● **QUÉ HACER**
Responde estas preguntas sobre el texto de los expresidentes:
1. ¿Qué empresa contrató a Michel Temer como lobista?
2. ¿Por cuántos años quedó inhabilitado Bolsonaro para participar de elecciones?
3. ¿Qué dos expresidentes chilenos hicieron público su voto a favor?
··· FRAGMENTO DEL TEXTO ···
Rousseff (2011-2016), destituida por maquillar las cuentas públicas, se postuló al Senado dos años después de dejar el poder, pero no lo logró, y recobró protagonismo el año pasado, en la campaña de Lula, quien al asumir la envió a China como presidenta del banco de los Brics. Su exvice y sucesor, Michel Temer (2016-2018), estuvo detenido en 2019 –por apenas días- por una causa de corrupción. Fuera de los focos de la política, en junio pasado se conoció que había sido contratado como lobista por Google.
Aunque sigue muy activo en la política con declaraciones e incluso con su viaje a la asunción de Milei, Bolsonaro (2019-2022) fue inhabilitado para participar de elecciones por ocho años, tras una condena por abuso de poder político, por lo que también deberá elegir a un delfín para 2026. ¿Será su mujer, Michelle Bolsonaro? En su paso por Buenos Aires, el expresidente rechazó esa versión.
Bolsonaro también enfrentó este año una polémica por sus gastos. En Brasil, los expresidentes no reciben una pensión especial, pero por ley tienen derecho, de por vida, a ocho empleados pagados por el Estado: cuatro agentes de seguridad, dos choferes con autos oficiales, y dos asesores personales, además de gastos de viajes, hoteles y viáticos. Según el diario O Globo, en su estadía de tres meses en Estados Unidos a comienzos de año, Bolsonaro gastó unos US$150.000 de las arcas públicas, casi el doble de lo que usó la siguiente en la lista en el mismo periodo, Dilma Rousseff (unos US$80.000).
Chile
En Chile, aun fuera de los cargos públicos, los expresidentes mantienen un rol institucional, una alta popularidad (Michelle Bachelet y Sebastián Piñera están entre los diez políticos mejor valorados) y son una voz de peso. Este año, los cuatro expresidentes vivos firmaron junto a Gabriel Boric una carta por los 50 años del golpe de Estado. Y, antes del plebiscito del domingo sobre la nueva Constitución –redactada con una fuerte influencia de la derecha-, los cuatro hicieron público su voto: Ricardo Lagos y Bachelet en contra; Eduardo Frei (desmarcándose de su partido) y Piñera, a favor.
··· FILAS ···
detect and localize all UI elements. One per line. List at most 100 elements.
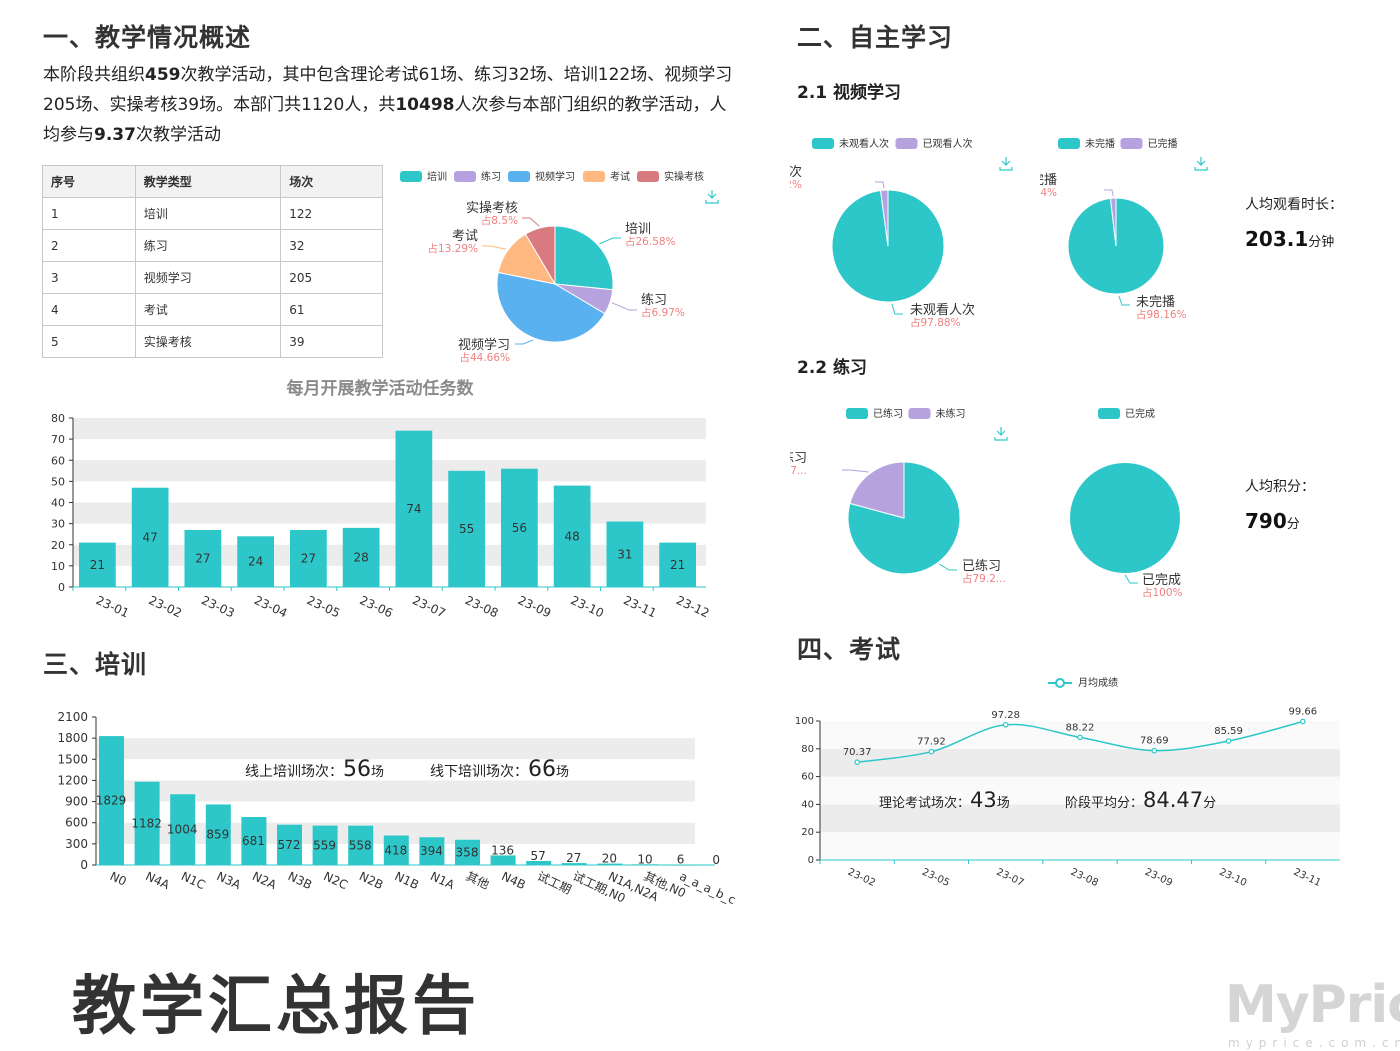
bar-value-label: 21 bbox=[670, 558, 685, 572]
pie-leader-line bbox=[891, 303, 903, 315]
x-tick-label: 23-10 bbox=[568, 593, 606, 620]
x-tick-label: N2B bbox=[357, 869, 385, 892]
bar bbox=[79, 542, 116, 587]
training-bar-chart: 0 300 600 900 1200 1500 1800 2100 1829 N0 1182 N4A 1… bbox=[57, 710, 737, 907]
legend-swatch bbox=[454, 171, 476, 182]
x-tick-label: 23-05 bbox=[920, 867, 951, 889]
table-row: 3 视频学习 205 bbox=[42, 261, 383, 294]
table-cell: 205 bbox=[280, 261, 383, 294]
exam-count-value: 43 bbox=[970, 788, 997, 812]
exam-avg-label: 阶段平均分： bbox=[1065, 796, 1143, 811]
bar bbox=[312, 825, 338, 865]
pie-percent-label: 占6.97% bbox=[641, 306, 685, 319]
bar bbox=[237, 536, 274, 587]
x-tick-label: 23-10 bbox=[1217, 867, 1248, 889]
grid-band bbox=[820, 748, 1340, 777]
legend-swatch bbox=[583, 171, 605, 182]
x-tick-label: 23-09 bbox=[1143, 867, 1174, 889]
bar-value-label: 136 bbox=[491, 843, 514, 857]
section2-title: 二、自主学习 bbox=[797, 23, 954, 52]
summary-text: 本阶段共组织 bbox=[43, 65, 145, 85]
bar-value-label: 1829 bbox=[96, 794, 127, 808]
offline-training-unit: 场 bbox=[556, 765, 569, 780]
x-tick-label: 23-12 bbox=[674, 593, 712, 620]
point-value-label: 97.28 bbox=[991, 710, 1020, 721]
point-value-label: 77.92 bbox=[917, 737, 946, 748]
bar-value-label: 20 bbox=[602, 852, 617, 866]
y-tick-label: 80 bbox=[801, 744, 814, 755]
pie-percent-label: 占2.12% bbox=[790, 178, 802, 191]
x-tick-label: 23-08 bbox=[463, 593, 501, 620]
x-tick-label: N2C bbox=[321, 869, 350, 892]
pie-leader-line bbox=[1104, 189, 1114, 197]
bar-value-label: 6 bbox=[677, 853, 685, 867]
y-tick-label: 0 bbox=[80, 858, 88, 872]
bar-value-label: 27 bbox=[566, 851, 581, 865]
bar bbox=[184, 529, 222, 587]
x-tick-label: 23-07 bbox=[994, 867, 1025, 889]
table-header-cell: 序号 bbox=[42, 165, 136, 198]
legend-swatch bbox=[895, 138, 918, 149]
x-tick-label: N1A bbox=[428, 869, 457, 893]
bar-value-label: 418 bbox=[384, 843, 407, 857]
y-tick-label: 0 bbox=[58, 581, 65, 594]
video-subtitle: 2.1 视频学习 bbox=[797, 83, 902, 103]
avg-score-label: 人均积分： bbox=[1245, 479, 1315, 495]
summary-highlight: 9.37 bbox=[94, 125, 136, 145]
practice-pie-chart: 已练习未练习已练习占79.2...未练习占20.7... bbox=[790, 407, 1008, 585]
x-tick-label: 23-02 bbox=[146, 593, 184, 620]
download-icon bbox=[1194, 157, 1208, 171]
download-icon-path bbox=[994, 427, 1008, 441]
pie-leader-line bbox=[938, 563, 957, 571]
exam-avg-stat: 阶段平均分：84.47分 bbox=[1065, 788, 1216, 812]
pie-leader-line bbox=[482, 245, 507, 250]
bar bbox=[277, 824, 302, 865]
bar-value-label: 559 bbox=[313, 838, 336, 852]
x-tick-label: N3A bbox=[215, 869, 244, 893]
bar bbox=[526, 860, 552, 865]
exam-line-chart: 月均成绩 0 20 40 60 80 100 23-02 23-05 23-07 23-08 23-0… bbox=[795, 676, 1340, 889]
line-point bbox=[854, 759, 860, 765]
grid-band bbox=[820, 804, 1340, 833]
x-tick-label: 23-11 bbox=[621, 593, 659, 620]
table-cell: 练习 bbox=[134, 229, 282, 262]
legend-label: 培训 bbox=[427, 170, 447, 183]
legend-label: 未练习 bbox=[936, 407, 966, 420]
table-header-cell: 场次 bbox=[280, 165, 383, 198]
table-cell: 32 bbox=[280, 229, 383, 262]
pie-slice bbox=[880, 189, 889, 247]
pie-percent-label: 占79.2... bbox=[962, 572, 1006, 585]
bar bbox=[170, 794, 196, 865]
bar-value-label: 1004 bbox=[167, 823, 198, 837]
pie-leader-line bbox=[522, 217, 540, 227]
y-tick-label: 0 bbox=[808, 855, 814, 866]
y-tick-label: 20 bbox=[51, 539, 65, 552]
bar-value-label: 1182 bbox=[131, 816, 162, 830]
legend-swatch bbox=[1098, 408, 1120, 419]
legend-swatch bbox=[637, 171, 659, 182]
legend-label: 已完成 bbox=[1125, 407, 1155, 420]
bar-value-label: 28 bbox=[353, 550, 368, 564]
pie-leader-line bbox=[875, 181, 885, 189]
bar-value-label: 31 bbox=[617, 547, 632, 561]
x-tick-label: N3B bbox=[286, 869, 314, 892]
pie-slice bbox=[849, 461, 905, 519]
pie-leader-line bbox=[611, 302, 637, 311]
download-icon-path bbox=[705, 190, 719, 204]
legend-label: 已观看人次 bbox=[923, 137, 973, 150]
summary-highlight: 10498 bbox=[395, 95, 455, 115]
y-tick-label: 2100 bbox=[57, 710, 88, 724]
download-icon-path bbox=[1194, 157, 1208, 171]
point-value-label: 88.22 bbox=[1066, 722, 1095, 733]
pie-slice bbox=[496, 271, 606, 343]
bar-value-label: 48 bbox=[564, 529, 579, 543]
bar bbox=[395, 430, 433, 587]
y-tick-label: 10 bbox=[51, 560, 65, 573]
legend-swatch bbox=[846, 408, 868, 419]
bar bbox=[668, 864, 694, 866]
section4-title: 四、考试 bbox=[797, 635, 902, 664]
x-tick-label: 23-09 bbox=[516, 593, 554, 620]
grid-band bbox=[820, 776, 1340, 805]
···
● **RESPUESTA**
1. Google.
2. Ocho años.
3. Eduardo Frei y Sebastián Piñera.